• What you will do
Count the lines in the records below that contain the word "Auton", and reply with only that number.

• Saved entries
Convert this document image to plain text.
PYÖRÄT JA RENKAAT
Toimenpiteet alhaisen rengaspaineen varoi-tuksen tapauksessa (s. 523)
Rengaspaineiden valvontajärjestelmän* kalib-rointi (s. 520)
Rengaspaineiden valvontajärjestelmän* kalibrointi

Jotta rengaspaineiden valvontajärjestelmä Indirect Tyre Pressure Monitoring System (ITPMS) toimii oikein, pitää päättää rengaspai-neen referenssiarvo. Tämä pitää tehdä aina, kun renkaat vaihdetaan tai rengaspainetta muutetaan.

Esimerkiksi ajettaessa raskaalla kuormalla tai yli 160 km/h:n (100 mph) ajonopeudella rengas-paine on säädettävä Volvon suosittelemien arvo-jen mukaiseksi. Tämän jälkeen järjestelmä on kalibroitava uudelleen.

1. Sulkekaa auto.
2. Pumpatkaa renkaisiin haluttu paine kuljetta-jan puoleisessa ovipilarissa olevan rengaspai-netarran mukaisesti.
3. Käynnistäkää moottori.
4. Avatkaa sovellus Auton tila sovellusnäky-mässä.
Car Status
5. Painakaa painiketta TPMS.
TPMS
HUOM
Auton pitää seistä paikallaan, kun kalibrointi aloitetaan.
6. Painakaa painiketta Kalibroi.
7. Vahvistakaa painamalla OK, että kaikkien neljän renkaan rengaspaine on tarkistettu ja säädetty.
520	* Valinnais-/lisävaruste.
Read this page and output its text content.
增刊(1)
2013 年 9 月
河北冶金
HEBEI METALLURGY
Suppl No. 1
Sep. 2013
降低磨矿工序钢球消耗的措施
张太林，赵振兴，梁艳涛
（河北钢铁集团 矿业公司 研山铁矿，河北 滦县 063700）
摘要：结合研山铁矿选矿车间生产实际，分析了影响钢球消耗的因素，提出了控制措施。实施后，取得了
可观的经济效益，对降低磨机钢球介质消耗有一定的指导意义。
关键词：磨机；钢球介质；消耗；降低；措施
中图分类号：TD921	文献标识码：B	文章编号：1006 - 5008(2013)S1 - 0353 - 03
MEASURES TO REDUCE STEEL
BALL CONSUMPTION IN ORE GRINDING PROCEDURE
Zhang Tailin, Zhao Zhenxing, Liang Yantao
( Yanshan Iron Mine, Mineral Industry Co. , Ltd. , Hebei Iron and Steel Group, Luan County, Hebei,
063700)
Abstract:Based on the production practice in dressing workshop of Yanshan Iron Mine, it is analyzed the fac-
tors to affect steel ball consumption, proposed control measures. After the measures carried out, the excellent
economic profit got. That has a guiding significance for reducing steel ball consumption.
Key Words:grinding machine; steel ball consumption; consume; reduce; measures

• Response
2